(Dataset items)
····················

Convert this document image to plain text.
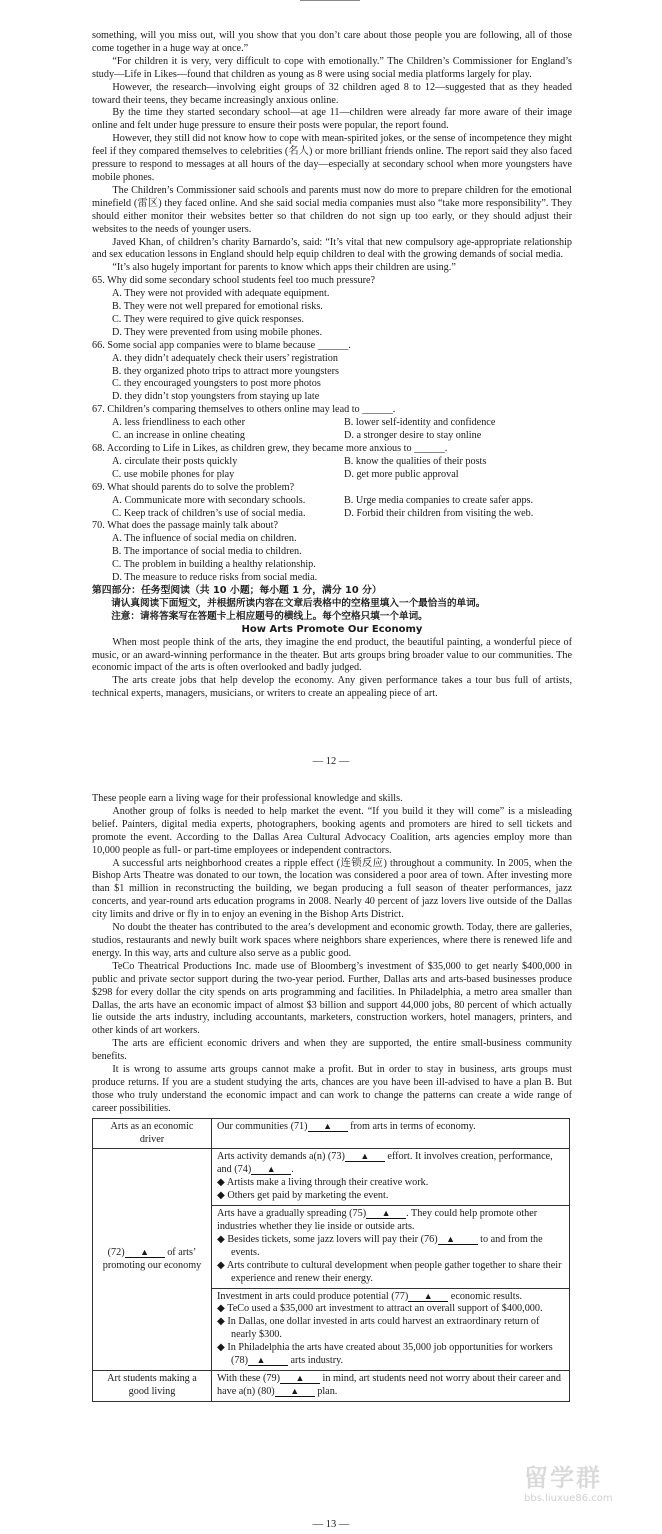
something, will you miss out, will you show that you don’t care about those people you are following, all of those come together in a huge way at once.”

“For children it is very, very difficult to cope with emotionally.” The Children’s Commissioner for England’s study—Life in Likes—found that children as young as 8 were using social media platforms largely for play.

However, the research—involving eight groups of 32 children aged 8 to 12—suggested that as they headed toward their teens, they became increasingly anxious online.

By the time they started secondary school—at age 11—children were already far more aware of their image online and felt under huge pressure to ensure their posts were popular, the report found.

However, they still did not know how to cope with mean-spirited jokes, or the sense of incompetence they might feel if they compared themselves to celebrities (名人) or more brilliant friends online. The report said they also faced pressure to respond to messages at all hours of the day—especially at secondary school when more youngsters have mobile phones.

The Children’s Commissioner said schools and parents must now do more to prepare children for the emotional minefield (雷区) they faced online. And she said social media companies must also “take more responsibility”. They should either monitor their websites better so that children do not sign up too early, or they should adjust their websites to the needs of younger users.

Javed Khan, of children’s charity Barnardo’s, said: “It’s vital that new compulsory age-appropriate relationship and sex education lessons in England should help equip children to deal with the growing demands of social media.

“It’s also hugely important for parents to know which apps their children are using.”

65. Why did some secondary school students feel too much pressure?

A. They were not provided with adequate equipment.

B. They were not well prepared for emotional risks.

C. They were required to give quick responses.

D. They were prevented from using mobile phones.

66. Some social app companies were to blame because ______.

A. they didn’t adequately check their users’ registration

B. they organized photo trips to attract more youngsters

C. they encouraged youngsters to post more photos

D. they didn’t stop youngsters from staying up late

67. Children’s comparing themselves to others online may lead to ______.

A. less friendliness to each other	B. lower self-identity and confidence
C. an increase in online cheating	D. a stronger desire to stay online

68. According to Life in Likes, as children grew, they became more anxious to ______.

A. circulate their posts quickly	B. know the qualities of their posts
C. use mobile phones for play	D. get more public approval

69. What should parents do to solve the problem?

A. Communicate more with secondary schools.	B. Urge media companies to create safer apps.
C. Keep track of children’s use of social media.	D. Forbid their children from visiting the web.

70. What does the passage mainly talk about?

A. The influence of social media on children.

B. The importance of social media to children.

C. The problem in building a healthy relationship.

D. The measure to reduce risks from social media.

第四部分：任务型阅读（共 10 小题；每小题 1 分，满分 10 分）

请认真阅读下面短文，并根据所读内容在文章后表格中的空格里填入一个最恰当的单词。

注意：请将答案写在答题卡上相应题号的横线上。每个空格只填一个单词。

How Arts Promote Our Economy

When most people think of the arts, they imagine the end product, the beautiful painting, a wonderful piece of music, or an award-winning performance in the theater. But arts groups bring broader value to our communities. The economic impact of the arts is often overlooked and badly judged.

The arts create jobs that help develop the economy. Any given performance takes a tour bus full of artists, technical experts, managers, musicians, or writers to create an appealing piece of art.

— 12 —

These people earn a living wage for their professional knowledge and skills.

Another group of folks is needed to help market the event. “If you build it they will come” is a misleading belief. Painters, digital media experts, photographers, booking agents and promoters are hired to sell tickets and promote the event. According to the Dallas Area Cultural Advocacy Coalition, arts agencies employ more than 10,000 people as full- or part-time employees or independent contractors.

A successful arts neighborhood creates a ripple effect (连锁反应) throughout a community. In 2005, when the Bishop Arts Theatre was donated to our town, the location was considered a poor area of town. After investing more than $1 million in reconstructing the building, we began producing a full season of theater performances, jazz concerts, and year-round arts education programs in 2008. Nearly 40 percent of jazz lovers live outside of the Dallas city limits and drive or fly in to enjoy an evening in the Bishop Arts District.

No doubt the theater has contributed to the area’s development and economic growth. Today, there are galleries, studios, restaurants and newly built work spaces where neighbors share experiences, where there is renewed life and energy. In this way, arts and culture also serve as a public good.

TeCo Theatrical Productions Inc. made use of Bloomberg’s investment of $35,000 to get nearly $400,000 in public and private sector support during the two-year period. Further, Dallas arts and arts-based businesses produce $298 for every dollar the city spends on arts programming and facilities. In Philadelphia, a metro area smaller than Dallas, the arts have an economic impact of almost $3 billion and support 44,000 jobs, 80 percent of which actually lie outside the arts industry, including accountants, marketers, construction workers, hotel managers, printers, and other kinds of art workers.

The arts are efficient economic drivers and when they are supported, the entire small-business community benefits.

It is wrong to assume arts groups cannot make a profit. But in order to stay in business, arts groups must produce returns. If you are a student studying the arts, chances are you have been ill-advised to have a plan B. But those who truly understand the economic impact and can work to change the patterns can create a wide range of career possibilities.

Arts as an economic driver	Our communities (71) ▲ from arts in terms of economy.
(72) ▲ of arts’ promoting our economy	Arts activity demands a(n) (73) ▲ effort. It involves creation, performance, and (74) ▲ .
◆ Artists make a living through their creative work.
◆ Others get paid by marketing the event.

	Arts have a gradually spreading (75) ▲ . They could help promote other industries whether they lie inside or outside arts.
◆ Besides tickets, some jazz lovers will pay their (76) ▲ to and from the events.
◆ Arts contribute to cultural development when people gather together to share their experience and renew their energy.

	Investment in arts could produce potential (77) ▲ economic results.
◆ TeCo used a $35,000 art investment to attract an overall support of $400,000.
◆ In Dallas, one dollar invested in arts could harvest an extraordinary return of nearly $300.
◆ In Philadelphia the arts have created about 35,000 job opportunities for workers (78) ▲ arts industry.

Art students making a good living	With these (79) ▲ in mind, art students need not worry about their career and have a(n) (80) ▲ plan.
— 13 —
留学群
bbs.liuxue86.com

····················

◆ Required task ◆
Exactly as written, return every line of the listing, but not the pictures.

◆ Problem solution ◆
Convert this document image to plain text.
something, will you miss out, will you show that you don’t care about those people you are following, all of those come together in a huge way at once.”

“For children it is very, very difficult to cope with emotionally.” The Children’s Commissioner for England’s study—Life in Likes—found that children as young as 8 were using social media platforms largely for play.

However, the research—involving eight groups of 32 children aged 8 to 12—suggested that as they headed toward their teens, they became increasingly anxious online.

By the time they started secondary school—at age 11—children were already far more aware of their image online and felt under huge pressure to ensure their posts were popular, the report found.

However, they still did not know how to cope with mean-spirited jokes, or the sense of incompetence they might feel if they compared themselves to celebrities (名人) or more brilliant friends online. The report said they also faced pressure to respond to messages at all hours of the day—especially at secondary school when more youngsters have mobile phones.

The Children’s Commissioner said schools and parents must now do more to prepare children for the emotional minefield (雷区) they faced online. And she said social media companies must also “take more responsibility”. They should either monitor their websites better so that children do not sign up too early, or they should adjust their websites to the needs of younger users.

Javed Khan, of children’s charity Barnardo’s, said: “It’s vital that new compulsory age-appropriate relationship and sex education lessons in England should help equip children to deal with the growing demands of social media.

“It’s also hugely important for parents to know which apps their children are using.”

65. Why did some secondary school students feel too much pressure?

A. They were not provided with adequate equipment.

B. They were not well prepared for emotional risks.

C. They were required to give quick responses.

D. They were prevented from using mobile phones.

66. Some social app companies were to blame because ______.

A. they didn’t adequately check their users’ registration

B. they organized photo trips to attract more youngsters

C. they encouraged youngsters to post more photos

D. they didn’t stop youngsters from staying up late

67. Children’s comparing themselves to others online may lead to ______.

A. less friendliness to each other	B. lower self-identity and confidence
C. an increase in online cheating	D. a stronger desire to stay online

68. According to Life in Likes, as children grew, they became more anxious to ______.

A. circulate their posts quickly	B. know the qualities of their posts
C. use mobile phones for play	D. get more public approval

69. What should parents do to solve the problem?

A. Communicate more with secondary schools.	B. Urge media companies to create safer apps.
C. Keep track of children’s use of social media.	D. Forbid their children from visiting the web.

70. What does the passage mainly talk about?

A. The influence of social media on children.

B. The importance of social media to children.

C. The problem in building a healthy relationship.

D. The measure to reduce risks from social media.

第四部分：任务型阅读（共 10 小题；每小题 1 分，满分 10 分）

请认真阅读下面短文，并根据所读内容在文章后表格中的空格里填入一个最恰当的单词。

注意：请将答案写在答题卡上相应题号的横线上。每个空格只填一个单词。

How Arts Promote Our Economy

When most people think of the arts, they imagine the end product, the beautiful painting, a wonderful piece of music, or an award-winning performance in the theater. But arts groups bring broader value to our communities. The economic impact of the arts is often overlooked and badly judged.

The arts create jobs that help develop the economy. Any given performance takes a tour bus full of artists, technical experts, managers, musicians, or writers to create an appealing piece of art.

— 12 —

These people earn a living wage for their professional knowledge and skills.

Another group of folks is needed to help market the event. “If you build it they will come” is a misleading belief. Painters, digital media experts, photographers, booking agents and promoters are hired to sell tickets and promote the event. According to the Dallas Area Cultural Advocacy Coalition, arts agencies employ more than 10,000 people as full- or part-time employees or independent contractors.

A successful arts neighborhood creates a ripple effect (连锁反应) throughout a community. In 2005, when the Bishop Arts Theatre was donated to our town, the location was considered a poor area of town. After investing more than $1 million in reconstructing the building, we began producing a full season of theater performances, jazz concerts, and year-round arts education programs in 2008. Nearly 40 percent of jazz lovers live outside of the Dallas city limits and drive or fly in to enjoy an evening in the Bishop Arts District.

No doubt the theater has contributed to the area’s development and economic growth. Today, there are galleries, studios, restaurants and newly built work spaces where neighbors share experiences, where there is renewed life and energy. In this way, arts and culture also serve as a public good.

TeCo Theatrical Productions Inc. made use of Bloomberg’s investment of $35,000 to get nearly $400,000 in public and private sector support during the two-year period. Further, Dallas arts and arts-based businesses produce $298 for every dollar the city spends on arts programming and facilities. In Philadelphia, a metro area smaller than Dallas, the arts have an economic impact of almost $3 billion and support 44,000 jobs, 80 percent of which actually lie outside the arts industry, including accountants, marketers, construction workers, hotel managers, printers, and other kinds of art workers.

The arts are efficient economic drivers and when they are supported, the entire small-business community benefits.

It is wrong to assume arts groups cannot make a profit. But in order to stay in business, arts groups must produce returns. If you are a student studying the arts, chances are you have been ill-advised to have a plan B. But those who truly understand the economic impact and can work to change the patterns can create a wide range of career possibilities.

Arts as an economic driver	Our communities (71) ▲ from arts in terms of economy.
(72) ▲ of arts’ promoting our economy	Arts activity demands a(n) (73) ▲ effort. It involves creation, performance, and (74) ▲ .
◆ Artists make a living through their creative work.
◆ Others get paid by marketing the event.

	Arts have a gradually spreading (75) ▲ . They could help promote other industries whether they lie inside or outside arts.
◆ Besides tickets, some jazz lovers will pay their (76) ▲ to and from the events.
◆ Arts contribute to cultural development when people gather together to share their experience and renew their energy.

	Investment in arts could produce potential (77) ▲ economic results.
◆ TeCo used a $35,000 art investment to attract an overall support of $400,000.
◆ In Dallas, one dollar invested in arts could harvest an extraordinary return of nearly $300.
◆ In Philadelphia the arts have created about 35,000 job opportunities for workers (78) ▲ arts industry.

Art students making a good living	With these (79) ▲ in mind, art students need not worry about their career and have a(n) (80) ▲ plan.
— 13 —
留学群
bbs.liuxue86.com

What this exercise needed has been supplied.